== Rows ==
□ □ □

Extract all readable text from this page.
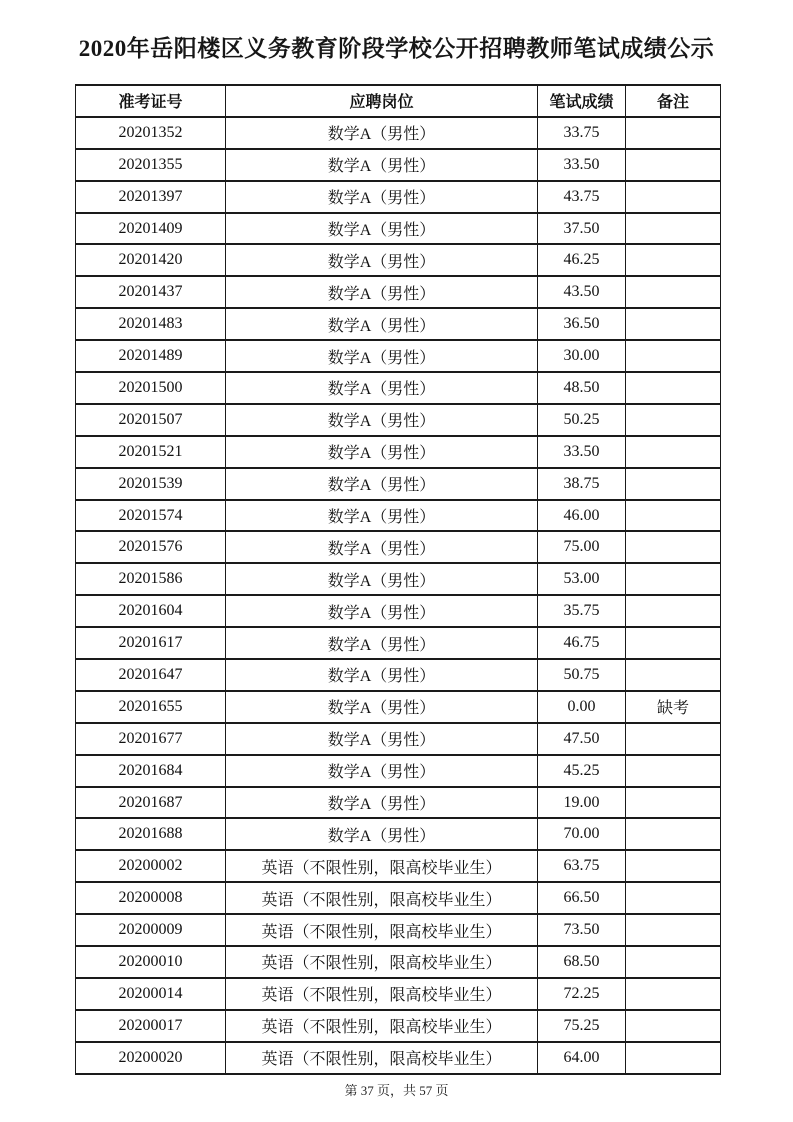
2020年岳阳楼区义务教育阶段学校公开招聘教师笔试成绩公示
准考证号	应聘岗位	笔试成绩	备注
20201352	数学A（男性）	33.75	
20201355	数学A（男性）	33.50	
20201397	数学A（男性）	43.75	
20201409	数学A（男性）	37.50	
20201420	数学A（男性）	46.25	
20201437	数学A（男性）	43.50	
20201483	数学A（男性）	36.50	
20201489	数学A（男性）	30.00	
20201500	数学A（男性）	48.50	
20201507	数学A（男性）	50.25	
20201521	数学A（男性）	33.50	
20201539	数学A（男性）	38.75	
20201574	数学A（男性）	46.00	
20201576	数学A（男性）	75.00	
20201586	数学A（男性）	53.00	
20201604	数学A（男性）	35.75	
20201617	数学A（男性）	46.75	
20201647	数学A（男性）	50.75	
20201655	数学A（男性）	0.00	缺考
20201677	数学A（男性）	47.50	
20201684	数学A（男性）	45.25	
20201687	数学A（男性）	19.00	
20201688	数学A（男性）	70.00	
20200002	英语（不限性别，限高校毕业生）	63.75	
20200008	英语（不限性别，限高校毕业生）	66.50	
20200009	英语（不限性别，限高校毕业生）	73.50	
20200010	英语（不限性别，限高校毕业生）	68.50	
20200014	英语（不限性别，限高校毕业生）	72.25	
20200017	英语（不限性别，限高校毕业生）	75.25	
20200020	英语（不限性别，限高校毕业生）	64.00	
第 37 页，共 57 页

□ □ □

== Written exercise ==
Retype the data above exactly; pictures are not part of the copy.

== Expected answer ==
Extract all readable text from this page.
2020年岳阳楼区义务教育阶段学校公开招聘教师笔试成绩公示
准考证号	应聘岗位	笔试成绩	备注
20201352	数学A（男性）	33.75	
20201355	数学A（男性）	33.50	
20201397	数学A（男性）	43.75	
20201409	数学A（男性）	37.50	
20201420	数学A（男性）	46.25	
20201437	数学A（男性）	43.50	
20201483	数学A（男性）	36.50	
20201489	数学A（男性）	30.00	
20201500	数学A（男性）	48.50	
20201507	数学A（男性）	50.25	
20201521	数学A（男性）	33.50	
20201539	数学A（男性）	38.75	
20201574	数学A（男性）	46.00	
20201576	数学A（男性）	75.00	
20201586	数学A（男性）	53.00	
20201604	数学A（男性）	35.75	
20201617	数学A（男性）	46.75	
20201647	数学A（男性）	50.75	
20201655	数学A（男性）	0.00	缺考
20201677	数学A（男性）	47.50	
20201684	数学A（男性）	45.25	
20201687	数学A（男性）	19.00	
20201688	数学A（男性）	70.00	
20200002	英语（不限性别，限高校毕业生）	63.75	
20200008	英语（不限性别，限高校毕业生）	66.50	
20200009	英语（不限性别，限高校毕业生）	73.50	
20200010	英语（不限性别，限高校毕业生）	68.50	
20200014	英语（不限性别，限高校毕业生）	72.25	
20200017	英语（不限性别，限高校毕业生）	75.25	
20200020	英语（不限性别，限高校毕业生）	64.00	
第 37 页，共 57 页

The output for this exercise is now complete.